[Saved data entries]
━━━
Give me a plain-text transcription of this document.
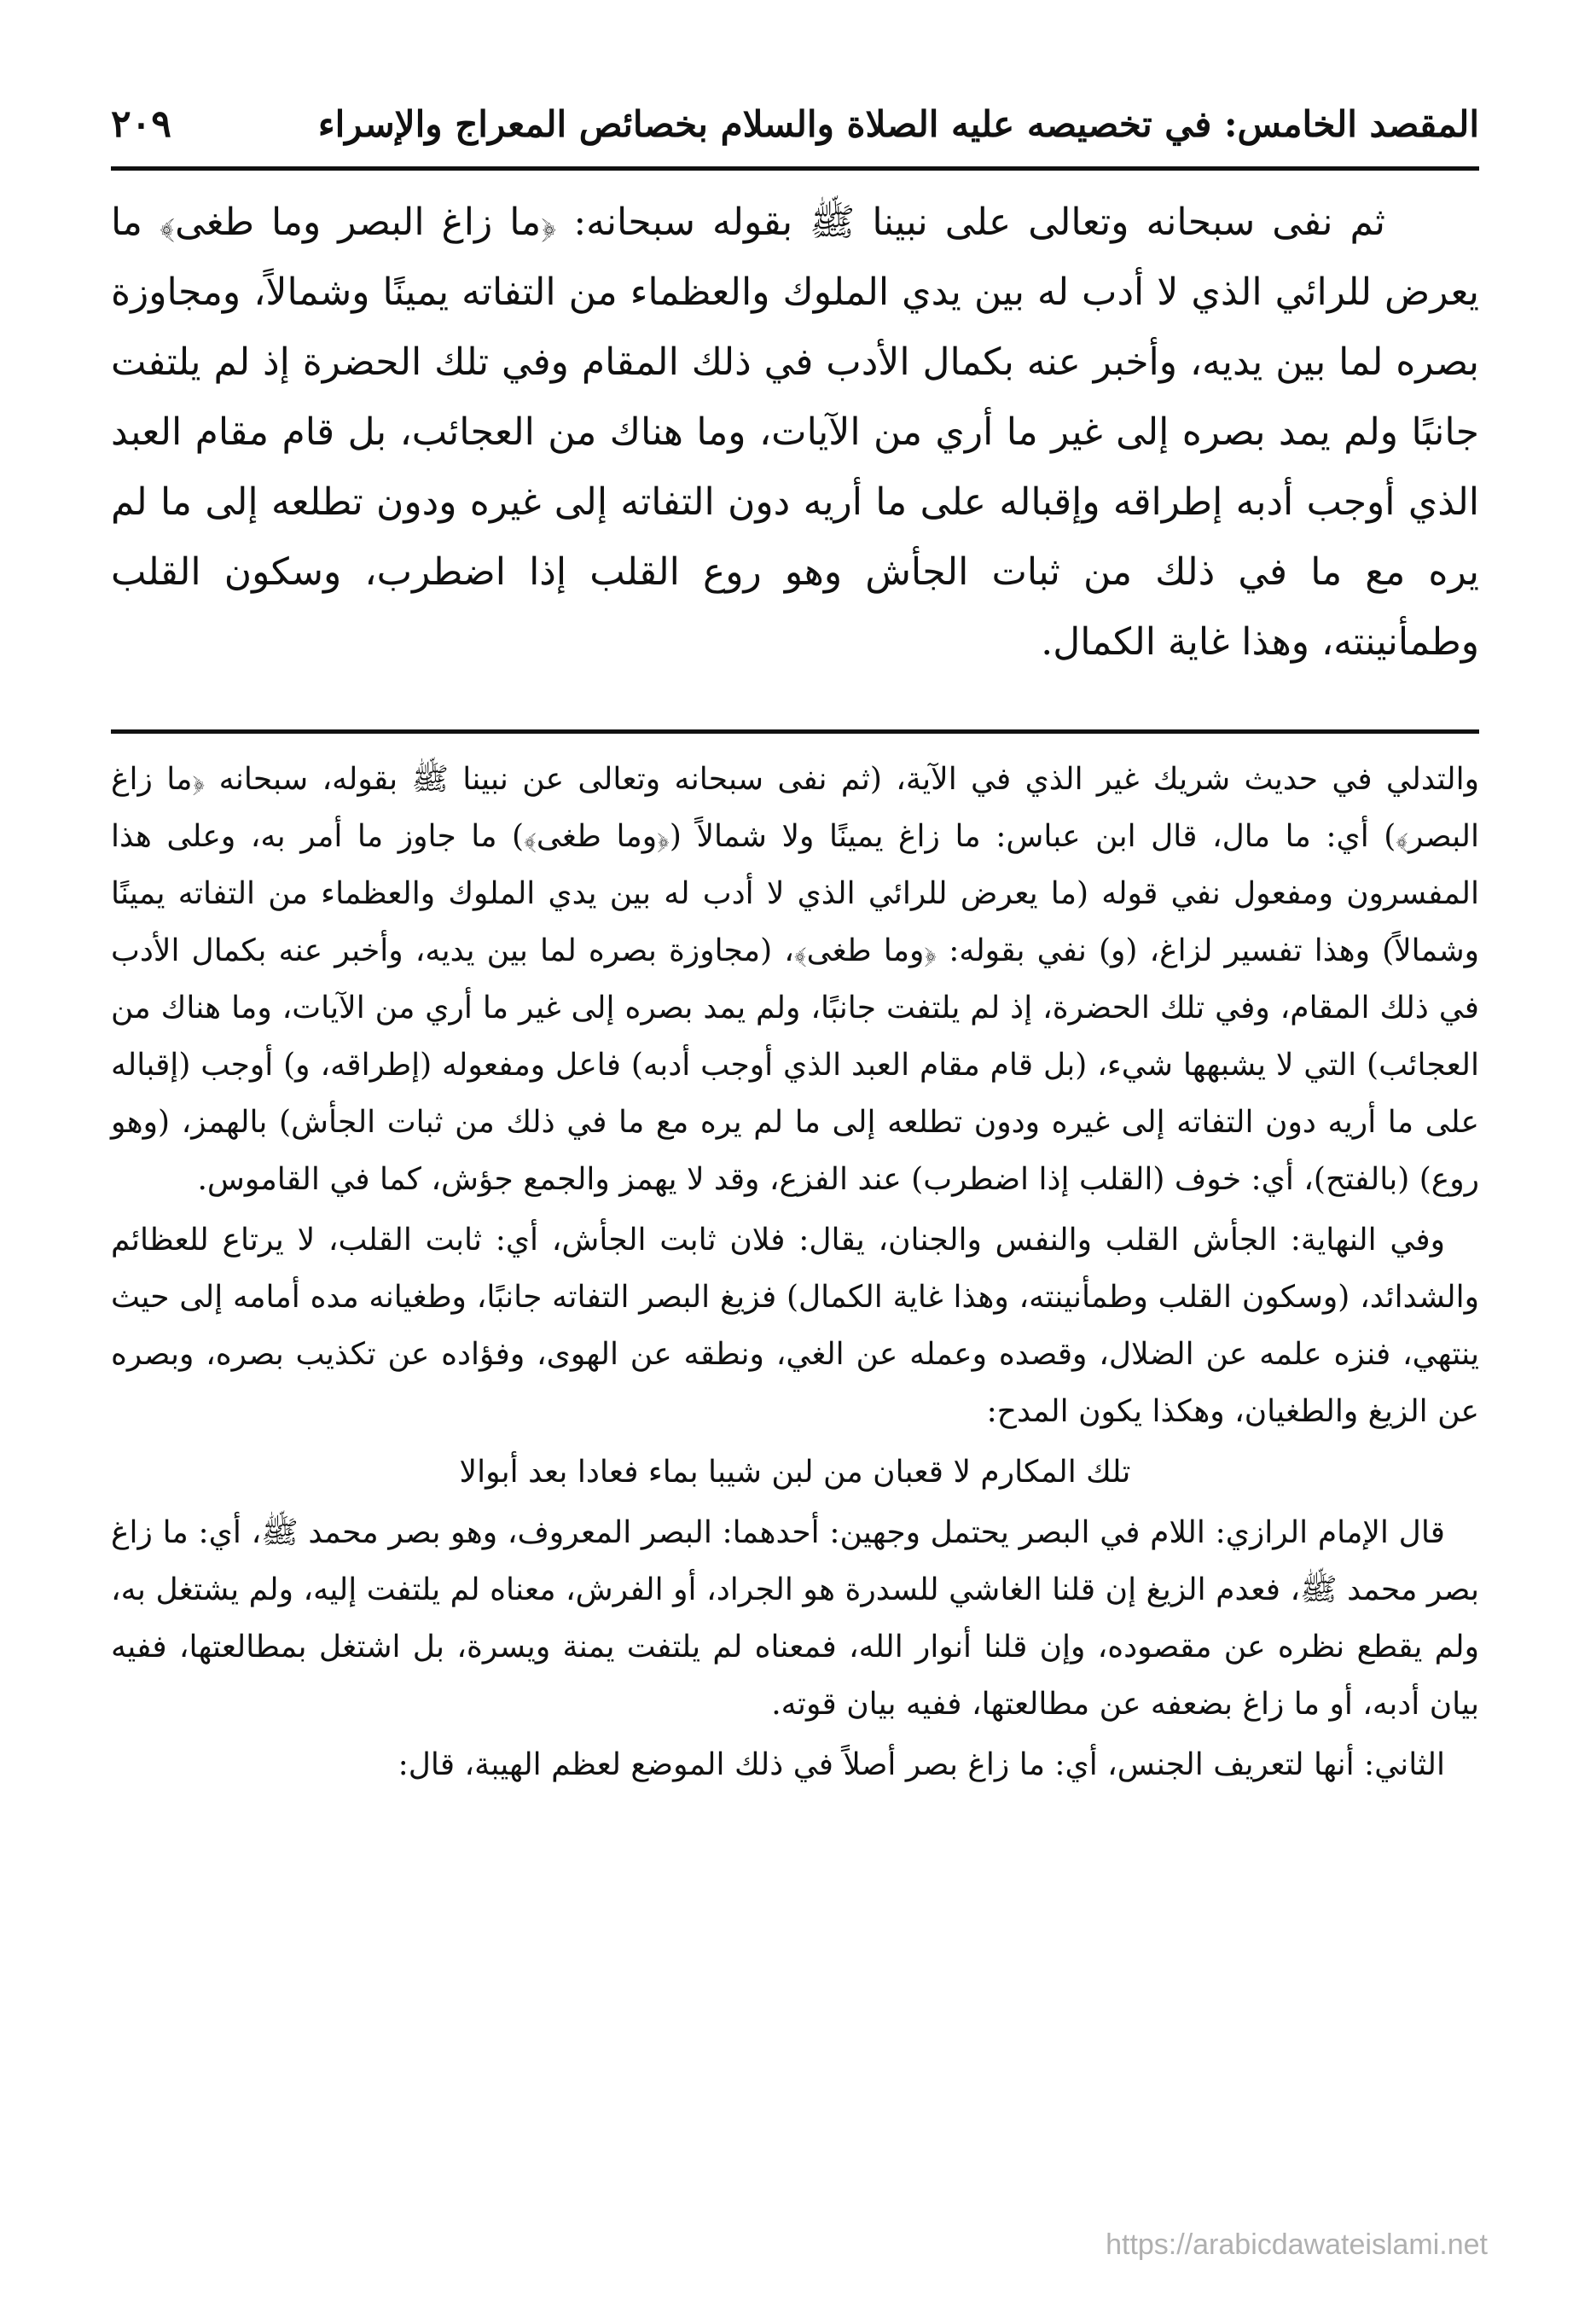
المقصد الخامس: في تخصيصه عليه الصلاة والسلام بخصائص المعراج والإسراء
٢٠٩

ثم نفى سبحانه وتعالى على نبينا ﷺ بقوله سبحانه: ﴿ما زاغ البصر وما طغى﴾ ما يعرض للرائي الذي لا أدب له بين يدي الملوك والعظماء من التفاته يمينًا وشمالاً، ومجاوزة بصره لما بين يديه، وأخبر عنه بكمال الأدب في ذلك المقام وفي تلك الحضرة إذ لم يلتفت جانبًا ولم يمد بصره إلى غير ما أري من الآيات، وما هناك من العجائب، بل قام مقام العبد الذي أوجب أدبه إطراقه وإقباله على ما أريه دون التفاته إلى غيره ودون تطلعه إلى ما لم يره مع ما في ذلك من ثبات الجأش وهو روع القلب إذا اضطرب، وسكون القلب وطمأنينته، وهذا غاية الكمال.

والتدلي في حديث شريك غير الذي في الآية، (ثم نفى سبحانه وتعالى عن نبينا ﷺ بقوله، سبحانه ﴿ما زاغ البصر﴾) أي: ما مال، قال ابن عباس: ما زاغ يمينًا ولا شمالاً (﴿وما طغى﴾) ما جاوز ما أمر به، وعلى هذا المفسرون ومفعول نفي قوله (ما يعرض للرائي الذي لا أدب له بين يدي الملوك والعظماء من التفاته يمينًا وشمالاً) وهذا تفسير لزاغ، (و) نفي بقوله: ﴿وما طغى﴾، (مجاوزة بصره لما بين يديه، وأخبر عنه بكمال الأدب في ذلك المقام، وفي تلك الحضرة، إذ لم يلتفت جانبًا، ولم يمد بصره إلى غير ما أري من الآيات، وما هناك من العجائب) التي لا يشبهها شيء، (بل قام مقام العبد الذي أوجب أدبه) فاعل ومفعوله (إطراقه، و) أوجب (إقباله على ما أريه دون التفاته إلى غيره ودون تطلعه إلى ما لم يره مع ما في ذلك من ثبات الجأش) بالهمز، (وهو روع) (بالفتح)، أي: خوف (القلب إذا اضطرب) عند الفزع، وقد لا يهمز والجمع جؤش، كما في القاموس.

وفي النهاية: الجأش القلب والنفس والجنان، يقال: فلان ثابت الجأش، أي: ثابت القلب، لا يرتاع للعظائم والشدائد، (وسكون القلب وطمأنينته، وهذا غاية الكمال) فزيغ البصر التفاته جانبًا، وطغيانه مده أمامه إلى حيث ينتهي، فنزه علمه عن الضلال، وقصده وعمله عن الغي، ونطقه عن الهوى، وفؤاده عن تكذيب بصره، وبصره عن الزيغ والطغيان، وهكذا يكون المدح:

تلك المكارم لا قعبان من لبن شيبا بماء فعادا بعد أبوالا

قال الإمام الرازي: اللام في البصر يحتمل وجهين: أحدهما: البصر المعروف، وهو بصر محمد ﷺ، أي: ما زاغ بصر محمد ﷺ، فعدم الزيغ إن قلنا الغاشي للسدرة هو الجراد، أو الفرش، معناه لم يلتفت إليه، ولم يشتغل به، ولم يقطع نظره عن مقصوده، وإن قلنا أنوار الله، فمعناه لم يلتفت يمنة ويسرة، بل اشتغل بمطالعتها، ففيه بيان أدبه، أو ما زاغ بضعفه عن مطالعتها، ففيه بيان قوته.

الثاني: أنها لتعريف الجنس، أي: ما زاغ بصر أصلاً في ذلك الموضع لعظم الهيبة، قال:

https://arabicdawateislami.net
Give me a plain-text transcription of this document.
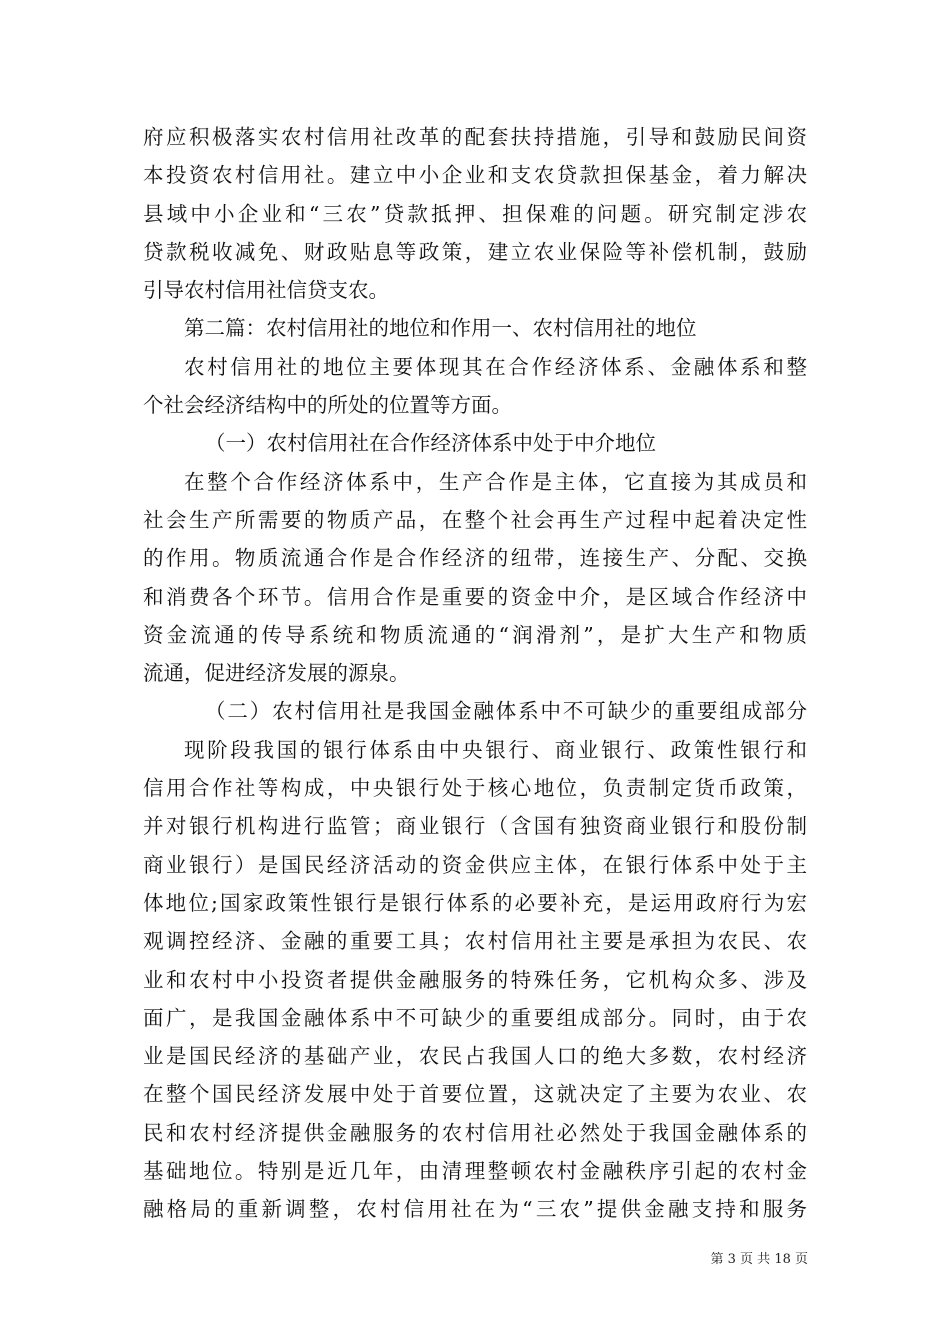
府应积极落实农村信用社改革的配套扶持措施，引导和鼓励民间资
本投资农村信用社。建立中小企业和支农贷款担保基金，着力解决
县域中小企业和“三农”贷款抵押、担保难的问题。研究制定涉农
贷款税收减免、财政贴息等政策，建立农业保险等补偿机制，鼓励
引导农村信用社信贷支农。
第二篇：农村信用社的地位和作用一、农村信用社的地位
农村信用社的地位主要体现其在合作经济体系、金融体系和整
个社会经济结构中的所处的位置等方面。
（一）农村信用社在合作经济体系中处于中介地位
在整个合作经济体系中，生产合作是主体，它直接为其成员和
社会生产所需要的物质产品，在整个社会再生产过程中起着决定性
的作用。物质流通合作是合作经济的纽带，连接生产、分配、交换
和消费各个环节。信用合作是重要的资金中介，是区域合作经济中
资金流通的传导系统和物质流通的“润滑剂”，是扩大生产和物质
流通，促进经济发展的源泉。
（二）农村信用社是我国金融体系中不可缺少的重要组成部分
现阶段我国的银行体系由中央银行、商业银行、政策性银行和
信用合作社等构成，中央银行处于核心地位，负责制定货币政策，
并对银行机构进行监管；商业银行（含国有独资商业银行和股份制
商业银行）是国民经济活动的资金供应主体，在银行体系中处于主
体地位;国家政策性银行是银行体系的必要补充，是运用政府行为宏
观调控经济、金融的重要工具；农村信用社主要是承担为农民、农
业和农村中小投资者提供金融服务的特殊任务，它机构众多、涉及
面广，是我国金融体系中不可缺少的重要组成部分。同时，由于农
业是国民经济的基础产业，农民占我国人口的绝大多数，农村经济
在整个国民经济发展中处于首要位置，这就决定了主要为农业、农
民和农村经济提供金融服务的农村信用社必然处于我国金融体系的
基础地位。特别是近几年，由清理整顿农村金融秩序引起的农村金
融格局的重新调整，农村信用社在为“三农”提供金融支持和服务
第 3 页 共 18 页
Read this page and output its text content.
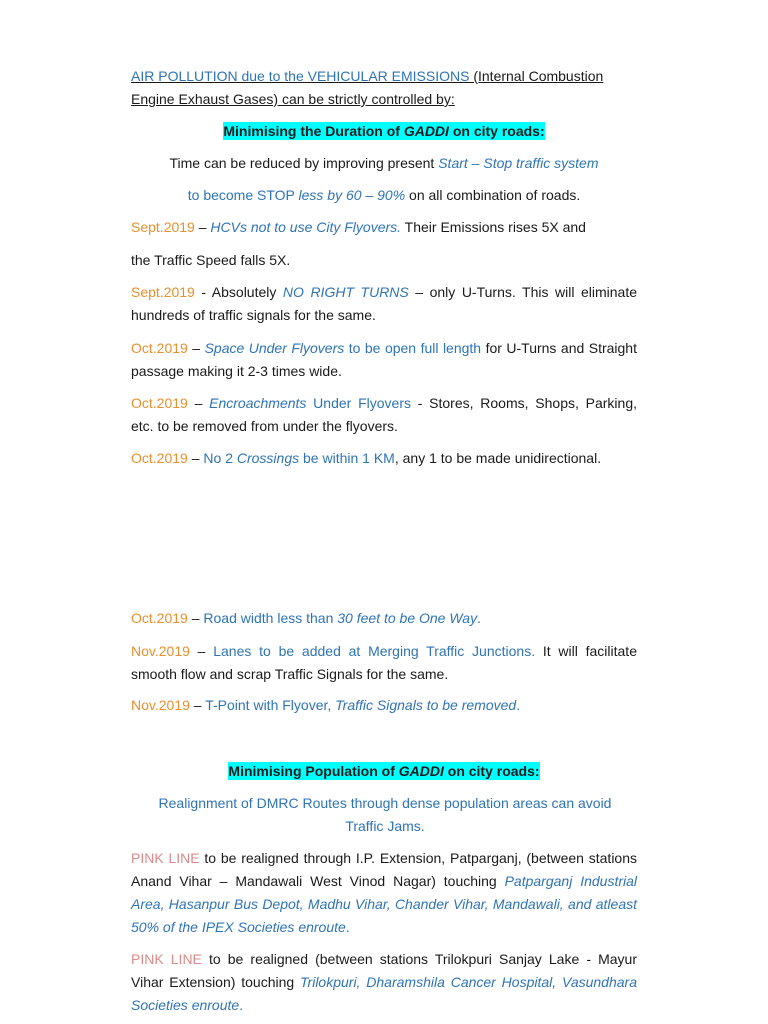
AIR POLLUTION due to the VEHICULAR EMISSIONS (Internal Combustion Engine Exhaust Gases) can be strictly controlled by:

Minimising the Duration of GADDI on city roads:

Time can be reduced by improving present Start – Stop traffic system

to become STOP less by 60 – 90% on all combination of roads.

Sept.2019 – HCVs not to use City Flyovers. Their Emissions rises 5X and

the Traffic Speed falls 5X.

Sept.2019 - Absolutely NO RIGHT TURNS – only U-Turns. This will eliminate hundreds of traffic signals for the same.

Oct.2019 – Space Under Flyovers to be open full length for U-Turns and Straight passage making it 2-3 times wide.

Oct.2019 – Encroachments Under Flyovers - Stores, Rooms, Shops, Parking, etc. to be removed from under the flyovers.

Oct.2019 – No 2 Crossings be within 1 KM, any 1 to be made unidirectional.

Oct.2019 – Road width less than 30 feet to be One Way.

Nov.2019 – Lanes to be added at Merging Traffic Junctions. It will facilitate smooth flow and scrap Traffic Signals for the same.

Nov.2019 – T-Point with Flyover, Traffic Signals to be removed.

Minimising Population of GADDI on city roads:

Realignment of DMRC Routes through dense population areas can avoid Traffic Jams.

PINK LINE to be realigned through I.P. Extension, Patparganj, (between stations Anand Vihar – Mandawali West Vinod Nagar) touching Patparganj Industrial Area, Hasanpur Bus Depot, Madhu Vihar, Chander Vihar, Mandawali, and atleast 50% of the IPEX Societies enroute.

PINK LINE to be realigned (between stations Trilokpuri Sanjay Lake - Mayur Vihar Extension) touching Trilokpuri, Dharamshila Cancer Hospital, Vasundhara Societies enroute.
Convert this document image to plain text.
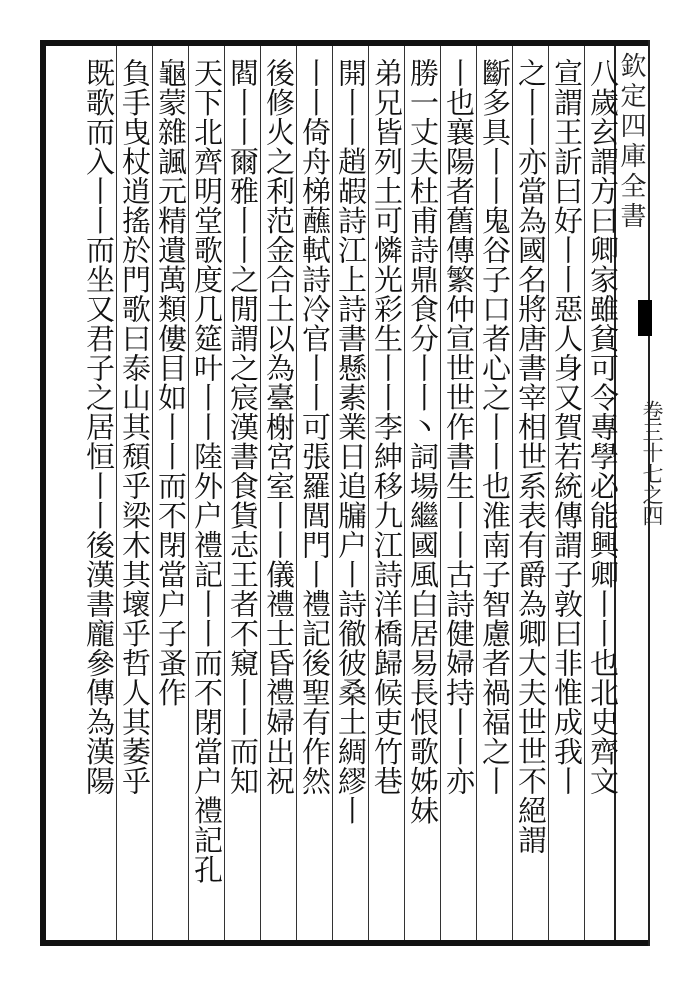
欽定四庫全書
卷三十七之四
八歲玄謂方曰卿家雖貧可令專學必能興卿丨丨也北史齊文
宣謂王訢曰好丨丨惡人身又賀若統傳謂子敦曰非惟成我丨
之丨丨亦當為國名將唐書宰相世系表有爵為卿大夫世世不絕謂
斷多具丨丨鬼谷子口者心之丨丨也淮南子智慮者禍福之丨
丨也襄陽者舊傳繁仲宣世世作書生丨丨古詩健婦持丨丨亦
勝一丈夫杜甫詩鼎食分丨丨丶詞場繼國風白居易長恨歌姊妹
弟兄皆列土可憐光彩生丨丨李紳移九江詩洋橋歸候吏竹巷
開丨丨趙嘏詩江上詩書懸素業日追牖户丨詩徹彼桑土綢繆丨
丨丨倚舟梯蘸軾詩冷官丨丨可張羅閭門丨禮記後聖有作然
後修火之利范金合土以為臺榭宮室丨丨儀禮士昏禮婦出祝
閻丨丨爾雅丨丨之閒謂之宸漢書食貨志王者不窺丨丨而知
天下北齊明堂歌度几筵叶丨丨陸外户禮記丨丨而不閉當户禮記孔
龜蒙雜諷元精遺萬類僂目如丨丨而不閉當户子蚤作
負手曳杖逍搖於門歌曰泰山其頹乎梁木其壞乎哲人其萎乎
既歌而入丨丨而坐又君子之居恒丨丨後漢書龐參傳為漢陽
━━━
▶ **Written problem**: Across the preceding material, how many lines contain the word "Societies"? State the number alone.

▶ **Answer in full**: 2